== Directions ==
Count how many lines hold the string "impression". Give that number alone.

== Input ==
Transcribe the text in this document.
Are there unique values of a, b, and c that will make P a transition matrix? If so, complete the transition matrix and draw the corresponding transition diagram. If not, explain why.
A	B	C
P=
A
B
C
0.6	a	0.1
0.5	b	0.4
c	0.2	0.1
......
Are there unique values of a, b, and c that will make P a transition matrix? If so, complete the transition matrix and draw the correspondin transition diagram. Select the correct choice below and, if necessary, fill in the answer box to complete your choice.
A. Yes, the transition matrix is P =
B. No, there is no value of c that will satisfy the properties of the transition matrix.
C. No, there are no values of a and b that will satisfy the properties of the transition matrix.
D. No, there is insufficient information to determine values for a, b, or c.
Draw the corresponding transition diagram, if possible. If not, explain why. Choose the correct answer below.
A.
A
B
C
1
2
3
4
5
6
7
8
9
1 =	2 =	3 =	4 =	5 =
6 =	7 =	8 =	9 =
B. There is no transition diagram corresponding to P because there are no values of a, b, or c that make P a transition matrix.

--

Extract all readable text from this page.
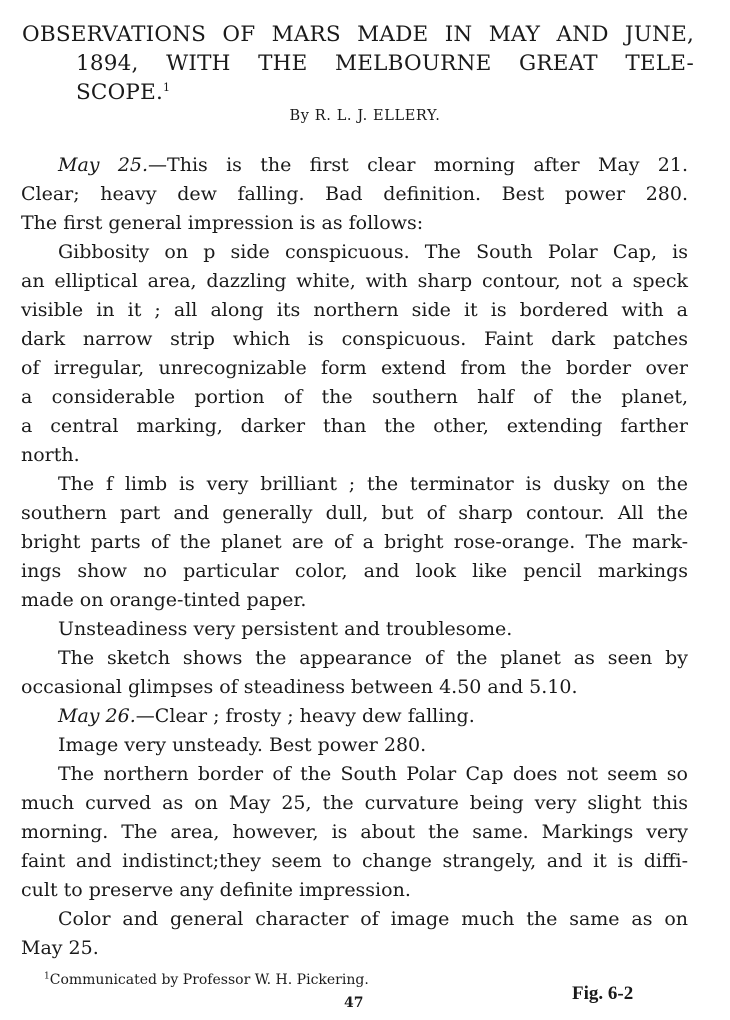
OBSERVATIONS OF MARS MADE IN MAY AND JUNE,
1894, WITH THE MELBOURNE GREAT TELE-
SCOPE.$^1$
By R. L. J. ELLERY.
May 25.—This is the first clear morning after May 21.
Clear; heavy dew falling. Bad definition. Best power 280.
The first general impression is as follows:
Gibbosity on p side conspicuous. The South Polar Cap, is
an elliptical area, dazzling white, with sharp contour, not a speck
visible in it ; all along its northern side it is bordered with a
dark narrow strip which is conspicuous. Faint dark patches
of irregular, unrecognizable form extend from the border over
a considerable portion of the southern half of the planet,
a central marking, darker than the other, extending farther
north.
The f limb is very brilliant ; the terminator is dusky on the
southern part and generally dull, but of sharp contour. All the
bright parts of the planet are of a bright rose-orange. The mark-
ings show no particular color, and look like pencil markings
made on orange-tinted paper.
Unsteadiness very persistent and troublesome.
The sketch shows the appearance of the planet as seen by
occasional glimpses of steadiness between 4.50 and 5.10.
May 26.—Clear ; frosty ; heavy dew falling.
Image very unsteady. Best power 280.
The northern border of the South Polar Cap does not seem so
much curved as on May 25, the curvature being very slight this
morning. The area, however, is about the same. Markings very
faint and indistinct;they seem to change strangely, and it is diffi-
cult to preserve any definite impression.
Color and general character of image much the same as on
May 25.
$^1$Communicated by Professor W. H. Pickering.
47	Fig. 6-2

== Written reply ==
2